• Set problem
Reproduce each of the following lines verbatim.

------ Record extracts ------

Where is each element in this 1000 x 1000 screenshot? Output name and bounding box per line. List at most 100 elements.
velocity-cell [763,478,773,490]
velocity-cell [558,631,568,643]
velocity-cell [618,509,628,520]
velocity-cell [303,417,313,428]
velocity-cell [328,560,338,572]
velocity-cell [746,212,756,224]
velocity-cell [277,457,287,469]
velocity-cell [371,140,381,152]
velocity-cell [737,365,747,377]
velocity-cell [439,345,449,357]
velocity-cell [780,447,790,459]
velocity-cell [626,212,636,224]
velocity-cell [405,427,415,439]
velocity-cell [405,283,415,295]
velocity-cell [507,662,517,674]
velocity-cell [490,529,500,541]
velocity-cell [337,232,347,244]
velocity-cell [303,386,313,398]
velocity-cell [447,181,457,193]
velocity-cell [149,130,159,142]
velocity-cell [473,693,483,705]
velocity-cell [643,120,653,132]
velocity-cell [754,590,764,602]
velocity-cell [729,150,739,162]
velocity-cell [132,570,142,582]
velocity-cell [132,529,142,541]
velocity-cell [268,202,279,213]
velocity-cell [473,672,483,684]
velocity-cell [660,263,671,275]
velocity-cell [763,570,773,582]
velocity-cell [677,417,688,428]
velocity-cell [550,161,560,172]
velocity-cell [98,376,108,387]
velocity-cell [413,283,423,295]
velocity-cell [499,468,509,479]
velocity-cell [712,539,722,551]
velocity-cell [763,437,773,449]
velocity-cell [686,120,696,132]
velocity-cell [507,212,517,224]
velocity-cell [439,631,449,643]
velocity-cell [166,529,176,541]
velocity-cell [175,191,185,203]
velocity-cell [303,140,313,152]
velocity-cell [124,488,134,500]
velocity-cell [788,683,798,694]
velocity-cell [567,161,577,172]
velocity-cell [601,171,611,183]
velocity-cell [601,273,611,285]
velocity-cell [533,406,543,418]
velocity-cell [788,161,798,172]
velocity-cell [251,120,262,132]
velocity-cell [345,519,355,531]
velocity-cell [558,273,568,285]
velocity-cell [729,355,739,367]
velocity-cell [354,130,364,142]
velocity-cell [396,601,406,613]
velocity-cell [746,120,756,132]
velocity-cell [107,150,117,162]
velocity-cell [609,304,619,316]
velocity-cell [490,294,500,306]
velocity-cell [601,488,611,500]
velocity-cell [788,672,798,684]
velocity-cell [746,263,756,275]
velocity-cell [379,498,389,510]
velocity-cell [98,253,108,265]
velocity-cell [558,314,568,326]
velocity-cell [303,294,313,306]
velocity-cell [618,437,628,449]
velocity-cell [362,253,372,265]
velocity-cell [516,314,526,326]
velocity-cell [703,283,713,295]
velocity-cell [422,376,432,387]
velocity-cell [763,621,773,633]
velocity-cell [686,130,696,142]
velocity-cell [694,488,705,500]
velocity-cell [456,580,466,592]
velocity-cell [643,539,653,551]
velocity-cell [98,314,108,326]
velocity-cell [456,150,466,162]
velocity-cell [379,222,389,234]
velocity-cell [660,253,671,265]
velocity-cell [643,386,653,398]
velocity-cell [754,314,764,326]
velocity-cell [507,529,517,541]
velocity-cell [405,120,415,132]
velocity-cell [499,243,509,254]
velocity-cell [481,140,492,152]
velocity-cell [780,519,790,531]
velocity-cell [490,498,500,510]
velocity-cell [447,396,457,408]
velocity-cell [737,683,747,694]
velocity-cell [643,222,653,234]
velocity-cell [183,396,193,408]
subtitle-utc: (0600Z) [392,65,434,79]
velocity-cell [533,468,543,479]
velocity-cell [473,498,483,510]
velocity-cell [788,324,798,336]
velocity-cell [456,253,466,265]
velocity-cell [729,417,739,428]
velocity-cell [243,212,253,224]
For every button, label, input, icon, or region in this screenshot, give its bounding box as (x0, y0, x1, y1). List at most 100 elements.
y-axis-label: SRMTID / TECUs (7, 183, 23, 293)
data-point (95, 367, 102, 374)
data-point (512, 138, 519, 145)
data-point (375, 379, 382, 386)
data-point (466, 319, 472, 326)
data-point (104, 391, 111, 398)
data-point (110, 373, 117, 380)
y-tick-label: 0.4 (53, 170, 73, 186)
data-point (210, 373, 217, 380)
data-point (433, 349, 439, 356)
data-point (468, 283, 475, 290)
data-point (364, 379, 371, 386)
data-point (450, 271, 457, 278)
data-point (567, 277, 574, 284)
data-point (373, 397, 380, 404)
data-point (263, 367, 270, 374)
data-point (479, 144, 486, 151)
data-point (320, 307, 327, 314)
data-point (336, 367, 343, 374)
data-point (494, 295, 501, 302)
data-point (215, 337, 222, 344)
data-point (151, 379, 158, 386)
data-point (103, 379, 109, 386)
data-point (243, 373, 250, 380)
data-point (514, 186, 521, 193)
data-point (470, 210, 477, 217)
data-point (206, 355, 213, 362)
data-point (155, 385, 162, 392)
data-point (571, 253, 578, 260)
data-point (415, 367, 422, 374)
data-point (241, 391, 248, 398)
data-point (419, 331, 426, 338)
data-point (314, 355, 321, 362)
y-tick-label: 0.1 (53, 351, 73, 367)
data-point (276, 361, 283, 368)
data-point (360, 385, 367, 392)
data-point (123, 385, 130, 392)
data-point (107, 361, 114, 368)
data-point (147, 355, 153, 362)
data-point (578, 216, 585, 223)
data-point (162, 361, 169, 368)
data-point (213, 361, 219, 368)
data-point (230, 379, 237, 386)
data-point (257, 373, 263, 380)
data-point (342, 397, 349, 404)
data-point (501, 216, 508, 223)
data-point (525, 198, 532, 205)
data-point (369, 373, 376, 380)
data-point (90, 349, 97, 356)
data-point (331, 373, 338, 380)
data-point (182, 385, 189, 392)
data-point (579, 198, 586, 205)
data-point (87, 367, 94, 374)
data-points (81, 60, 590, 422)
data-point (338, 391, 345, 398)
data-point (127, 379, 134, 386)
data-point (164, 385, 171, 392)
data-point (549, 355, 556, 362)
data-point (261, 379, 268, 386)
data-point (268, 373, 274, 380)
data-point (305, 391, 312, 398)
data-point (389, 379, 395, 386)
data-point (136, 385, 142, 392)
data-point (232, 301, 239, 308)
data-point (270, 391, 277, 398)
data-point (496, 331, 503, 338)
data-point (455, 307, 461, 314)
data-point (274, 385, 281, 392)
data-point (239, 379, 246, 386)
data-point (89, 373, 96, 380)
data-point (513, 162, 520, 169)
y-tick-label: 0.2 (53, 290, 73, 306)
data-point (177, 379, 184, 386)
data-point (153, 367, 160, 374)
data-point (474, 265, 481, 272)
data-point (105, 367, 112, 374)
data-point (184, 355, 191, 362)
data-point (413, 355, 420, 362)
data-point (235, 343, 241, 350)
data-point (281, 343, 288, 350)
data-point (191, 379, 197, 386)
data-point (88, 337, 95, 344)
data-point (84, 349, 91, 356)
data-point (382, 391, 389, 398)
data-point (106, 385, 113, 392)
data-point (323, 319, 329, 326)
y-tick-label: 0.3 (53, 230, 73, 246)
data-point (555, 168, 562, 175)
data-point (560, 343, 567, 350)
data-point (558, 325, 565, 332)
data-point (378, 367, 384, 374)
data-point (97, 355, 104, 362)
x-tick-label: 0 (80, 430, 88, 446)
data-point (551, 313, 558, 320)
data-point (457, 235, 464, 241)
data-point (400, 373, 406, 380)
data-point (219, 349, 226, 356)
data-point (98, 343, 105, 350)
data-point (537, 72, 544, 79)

------

• Task response
Where is each element in this 1000 x 1000 screenshot? Output name and bounding box per line. List at most 100 elements.
velocity-cell [763,478,773,490]
velocity-cell [558,631,568,643]
velocity-cell [618,509,628,520]
velocity-cell [303,417,313,428]
velocity-cell [328,560,338,572]
velocity-cell [746,212,756,224]
velocity-cell [277,457,287,469]
velocity-cell [371,140,381,152]
velocity-cell [737,365,747,377]
velocity-cell [439,345,449,357]
velocity-cell [780,447,790,459]
velocity-cell [626,212,636,224]
velocity-cell [405,427,415,439]
velocity-cell [405,283,415,295]
velocity-cell [507,662,517,674]
velocity-cell [490,529,500,541]
velocity-cell [337,232,347,244]
velocity-cell [303,386,313,398]
velocity-cell [447,181,457,193]
velocity-cell [149,130,159,142]
velocity-cell [473,693,483,705]
velocity-cell [643,120,653,132]
velocity-cell [754,590,764,602]
velocity-cell [729,150,739,162]
velocity-cell [132,570,142,582]
velocity-cell [132,529,142,541]
velocity-cell [268,202,279,213]
velocity-cell [473,672,483,684]
velocity-cell [660,263,671,275]
velocity-cell [763,570,773,582]
velocity-cell [677,417,688,428]
velocity-cell [550,161,560,172]
velocity-cell [98,376,108,387]
velocity-cell [413,283,423,295]
velocity-cell [499,468,509,479]
velocity-cell [712,539,722,551]
velocity-cell [763,437,773,449]
velocity-cell [686,120,696,132]
velocity-cell [507,212,517,224]
velocity-cell [439,631,449,643]
velocity-cell [166,529,176,541]
velocity-cell [175,191,185,203]
velocity-cell [303,140,313,152]
velocity-cell [124,488,134,500]
velocity-cell [788,683,798,694]
velocity-cell [567,161,577,172]
velocity-cell [601,171,611,183]
velocity-cell [601,273,611,285]
velocity-cell [533,406,543,418]
velocity-cell [788,161,798,172]
velocity-cell [251,120,262,132]
velocity-cell [345,519,355,531]
velocity-cell [558,273,568,285]
velocity-cell [729,355,739,367]
velocity-cell [354,130,364,142]
velocity-cell [396,601,406,613]
velocity-cell [746,120,756,132]
velocity-cell [107,150,117,162]
velocity-cell [609,304,619,316]
velocity-cell [490,294,500,306]
velocity-cell [601,488,611,500]
velocity-cell [788,672,798,684]
velocity-cell [746,263,756,275]
velocity-cell [379,498,389,510]
velocity-cell [98,253,108,265]
velocity-cell [558,314,568,326]
velocity-cell [303,294,313,306]
velocity-cell [618,437,628,449]
velocity-cell [362,253,372,265]
velocity-cell [516,314,526,326]
velocity-cell [703,283,713,295]
velocity-cell [422,376,432,387]
velocity-cell [763,621,773,633]
velocity-cell [686,130,696,142]
velocity-cell [694,488,705,500]
velocity-cell [456,580,466,592]
velocity-cell [643,539,653,551]
velocity-cell [98,314,108,326]
velocity-cell [456,150,466,162]
velocity-cell [379,222,389,234]
velocity-cell [660,253,671,265]
velocity-cell [643,386,653,398]
velocity-cell [754,314,764,326]
velocity-cell [507,529,517,541]
velocity-cell [405,120,415,132]
velocity-cell [499,243,509,254]
velocity-cell [481,140,492,152]
velocity-cell [780,519,790,531]
velocity-cell [490,498,500,510]
velocity-cell [447,396,457,408]
velocity-cell [737,683,747,694]
velocity-cell [643,222,653,234]
velocity-cell [183,396,193,408]
subtitle-utc: (0600Z) [392,65,434,79]
velocity-cell [533,468,543,479]
velocity-cell [473,498,483,510]
velocity-cell [788,324,798,336]
velocity-cell [456,253,466,265]
velocity-cell [729,417,739,428]
velocity-cell [243,212,253,224]
For every button, label, input, icon, or region in this screenshot, give its bounding box as (x0, y0, x1, y1). List at most 100 elements.
y-axis-label: SRMTID / TECUs (7, 183, 23, 293)
data-point (95, 367, 102, 374)
data-point (512, 138, 519, 145)
data-point (375, 379, 382, 386)
data-point (466, 319, 472, 326)
data-point (104, 391, 111, 398)
data-point (110, 373, 117, 380)
y-tick-label: 0.4 (53, 170, 73, 186)
data-point (210, 373, 217, 380)
data-point (433, 349, 439, 356)
data-point (468, 283, 475, 290)
data-point (364, 379, 371, 386)
data-point (450, 271, 457, 278)
data-point (567, 277, 574, 284)
data-point (373, 397, 380, 404)
data-point (263, 367, 270, 374)
data-point (479, 144, 486, 151)
data-point (320, 307, 327, 314)
data-point (336, 367, 343, 374)
data-point (494, 295, 501, 302)
data-point (215, 337, 222, 344)
data-point (151, 379, 158, 386)
data-point (103, 379, 109, 386)
data-point (243, 373, 250, 380)
data-point (514, 186, 521, 193)
data-point (470, 210, 477, 217)
data-point (206, 355, 213, 362)
data-point (155, 385, 162, 392)
data-point (571, 253, 578, 260)
data-point (415, 367, 422, 374)
data-point (241, 391, 248, 398)
data-point (419, 331, 426, 338)
data-point (314, 355, 321, 362)
y-tick-label: 0.1 (53, 351, 73, 367)
data-point (276, 361, 283, 368)
data-point (360, 385, 367, 392)
data-point (123, 385, 130, 392)
data-point (107, 361, 114, 368)
data-point (147, 355, 153, 362)
data-point (578, 216, 585, 223)
data-point (162, 361, 169, 368)
data-point (213, 361, 219, 368)
data-point (230, 379, 237, 386)
data-point (257, 373, 263, 380)
data-point (342, 397, 349, 404)
data-point (501, 216, 508, 223)
data-point (525, 198, 532, 205)
data-point (369, 373, 376, 380)
data-point (90, 349, 97, 356)
data-point (331, 373, 338, 380)
data-point (182, 385, 189, 392)
data-point (579, 198, 586, 205)
data-point (87, 367, 94, 374)
data-points (81, 60, 590, 422)
data-point (338, 391, 345, 398)
data-point (127, 379, 134, 386)
data-point (164, 385, 171, 392)
data-point (549, 355, 556, 362)
data-point (261, 379, 268, 386)
data-point (268, 373, 274, 380)
data-point (305, 391, 312, 398)
data-point (389, 379, 395, 386)
data-point (136, 385, 142, 392)
data-point (232, 301, 239, 308)
data-point (270, 391, 277, 398)
data-point (496, 331, 503, 338)
data-point (455, 307, 461, 314)
data-point (274, 385, 281, 392)
data-point (239, 379, 246, 386)
data-point (89, 373, 96, 380)
data-point (513, 162, 520, 169)
y-tick-label: 0.2 (53, 290, 73, 306)
data-point (177, 379, 184, 386)
data-point (153, 367, 160, 374)
data-point (474, 265, 481, 272)
data-point (105, 367, 112, 374)
data-point (184, 355, 191, 362)
data-point (413, 355, 420, 362)
data-point (235, 343, 241, 350)
data-point (281, 343, 288, 350)
data-point (191, 379, 197, 386)
data-point (88, 337, 95, 344)
data-point (84, 349, 91, 356)
data-point (382, 391, 389, 398)
data-point (106, 385, 113, 392)
data-point (323, 319, 329, 326)
y-tick-label: 0.3 (53, 230, 73, 246)
data-point (555, 168, 562, 175)
data-point (560, 343, 567, 350)
data-point (558, 325, 565, 332)
data-point (378, 367, 384, 374)
data-point (97, 355, 104, 362)
x-tick-label: 0 (80, 430, 88, 446)
data-point (551, 313, 558, 320)
data-point (457, 235, 464, 241)
data-point (400, 373, 406, 380)
data-point (219, 349, 226, 356)
data-point (98, 343, 105, 350)
data-point (537, 72, 544, 79)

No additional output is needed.